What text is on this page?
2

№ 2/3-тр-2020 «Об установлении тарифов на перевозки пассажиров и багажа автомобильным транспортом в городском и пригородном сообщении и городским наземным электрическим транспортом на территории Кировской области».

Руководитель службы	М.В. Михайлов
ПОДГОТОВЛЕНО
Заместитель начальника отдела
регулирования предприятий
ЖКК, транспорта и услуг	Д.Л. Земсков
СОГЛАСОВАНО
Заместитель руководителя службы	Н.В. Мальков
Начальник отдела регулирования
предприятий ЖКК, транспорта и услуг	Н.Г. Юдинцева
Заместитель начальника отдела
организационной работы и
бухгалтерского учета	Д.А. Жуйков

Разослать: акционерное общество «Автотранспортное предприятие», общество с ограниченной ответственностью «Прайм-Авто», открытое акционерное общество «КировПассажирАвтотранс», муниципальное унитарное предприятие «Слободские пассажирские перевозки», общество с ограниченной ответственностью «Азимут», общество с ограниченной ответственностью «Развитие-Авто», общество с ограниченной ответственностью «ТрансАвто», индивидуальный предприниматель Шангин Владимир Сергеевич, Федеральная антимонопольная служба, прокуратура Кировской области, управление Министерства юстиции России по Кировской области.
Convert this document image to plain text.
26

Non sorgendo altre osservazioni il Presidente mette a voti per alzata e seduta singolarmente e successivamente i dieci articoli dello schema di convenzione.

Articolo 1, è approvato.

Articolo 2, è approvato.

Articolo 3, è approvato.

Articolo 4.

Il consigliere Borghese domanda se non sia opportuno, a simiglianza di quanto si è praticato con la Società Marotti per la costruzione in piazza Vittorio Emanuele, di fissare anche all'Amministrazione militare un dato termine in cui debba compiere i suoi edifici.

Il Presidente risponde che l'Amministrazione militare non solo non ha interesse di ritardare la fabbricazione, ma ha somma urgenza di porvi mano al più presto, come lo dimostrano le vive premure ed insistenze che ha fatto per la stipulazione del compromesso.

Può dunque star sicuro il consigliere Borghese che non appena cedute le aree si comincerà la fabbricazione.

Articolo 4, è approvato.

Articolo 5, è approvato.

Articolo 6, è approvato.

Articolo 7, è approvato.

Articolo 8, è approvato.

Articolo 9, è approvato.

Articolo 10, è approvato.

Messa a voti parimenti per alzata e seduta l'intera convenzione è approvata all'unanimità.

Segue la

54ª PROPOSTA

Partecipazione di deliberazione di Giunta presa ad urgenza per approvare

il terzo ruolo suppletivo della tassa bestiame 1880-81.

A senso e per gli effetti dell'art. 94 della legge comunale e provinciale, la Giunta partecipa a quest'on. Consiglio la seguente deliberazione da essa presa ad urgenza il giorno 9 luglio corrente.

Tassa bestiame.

# Job
Pull out all lines from the listing that contain the string "транспорта".

# Output below
ЖКК, транспорта и услуг	Д.Л. Земсков
предприятий ЖКК, транспорта и услуг	Н.Г. Юдинцева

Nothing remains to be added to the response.